▶ _GOAL_:
Copy every entry precisely.

▶ _DATA RECORDS_:

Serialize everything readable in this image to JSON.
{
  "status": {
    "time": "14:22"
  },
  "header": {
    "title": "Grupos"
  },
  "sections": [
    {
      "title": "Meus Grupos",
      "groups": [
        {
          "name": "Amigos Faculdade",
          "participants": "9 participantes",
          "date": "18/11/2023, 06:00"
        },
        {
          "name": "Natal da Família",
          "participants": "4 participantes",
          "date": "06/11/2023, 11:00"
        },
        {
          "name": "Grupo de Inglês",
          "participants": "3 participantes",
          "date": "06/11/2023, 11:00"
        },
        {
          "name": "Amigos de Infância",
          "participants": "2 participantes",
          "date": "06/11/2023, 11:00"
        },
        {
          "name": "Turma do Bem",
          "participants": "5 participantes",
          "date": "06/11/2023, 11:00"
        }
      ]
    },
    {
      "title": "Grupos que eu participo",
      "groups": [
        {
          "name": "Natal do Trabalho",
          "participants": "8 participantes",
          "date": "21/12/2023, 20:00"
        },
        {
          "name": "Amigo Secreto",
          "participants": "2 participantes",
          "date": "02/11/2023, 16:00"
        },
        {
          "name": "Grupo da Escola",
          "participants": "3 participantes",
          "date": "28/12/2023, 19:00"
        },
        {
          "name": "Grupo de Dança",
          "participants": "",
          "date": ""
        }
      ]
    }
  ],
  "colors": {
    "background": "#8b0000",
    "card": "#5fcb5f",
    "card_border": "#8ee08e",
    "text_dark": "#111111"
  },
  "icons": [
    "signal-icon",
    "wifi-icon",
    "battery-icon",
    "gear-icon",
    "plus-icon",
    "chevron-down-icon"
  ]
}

▶ _WRITTEN ANSWER_:
Serialize everything readable in this image to JSON.
{
  "status": {
    "time": "14:22"
  },
  "header": {
    "title": "Grupos"
  },
  "sections": [
    {
      "title": "Meus Grupos",
      "groups": [
        {
          "name": "Amigos Faculdade",
          "participants": "9 participantes",
          "date": "18/11/2023, 06:00"
        },
        {
          "name": "Natal da Família",
          "participants": "4 participantes",
          "date": "06/11/2023, 11:00"
        },
        {
          "name": "Grupo de Inglês",
          "participants": "3 participantes",
          "date": "06/11/2023, 11:00"
        },
        {
          "name": "Amigos de Infância",
          "participants": "2 participantes",
          "date": "06/11/2023, 11:00"
        },
        {
          "name": "Turma do Bem",
          "participants": "5 participantes",
          "date": "06/11/2023, 11:00"
        }
      ]
    },
    {
      "title": "Grupos que eu participo",
      "groups": [
        {
          "name": "Natal do Trabalho",
          "participants": "8 participantes",
          "date": "21/12/2023, 20:00"
        },
        {
          "name": "Amigo Secreto",
          "participants": "2 participantes",
          "date": "02/11/2023, 16:00"
        },
        {
          "name": "Grupo da Escola",
          "participants": "3 participantes",
          "date": "28/12/2023, 19:00"
        },
        {
          "name": "Grupo de Dança",
          "participants": "",
          "date": ""
        }
      ]
    }
  ],
  "colors": {
    "background": "#8b0000",
    "card": "#5fcb5f",
    "card_border": "#8ee08e",
    "text_dark": "#111111"
  },
  "icons": [
    "signal-icon",
    "wifi-icon",
    "battery-icon",
    "gear-icon",
    "plus-icon",
    "chevron-down-icon"
  ]
}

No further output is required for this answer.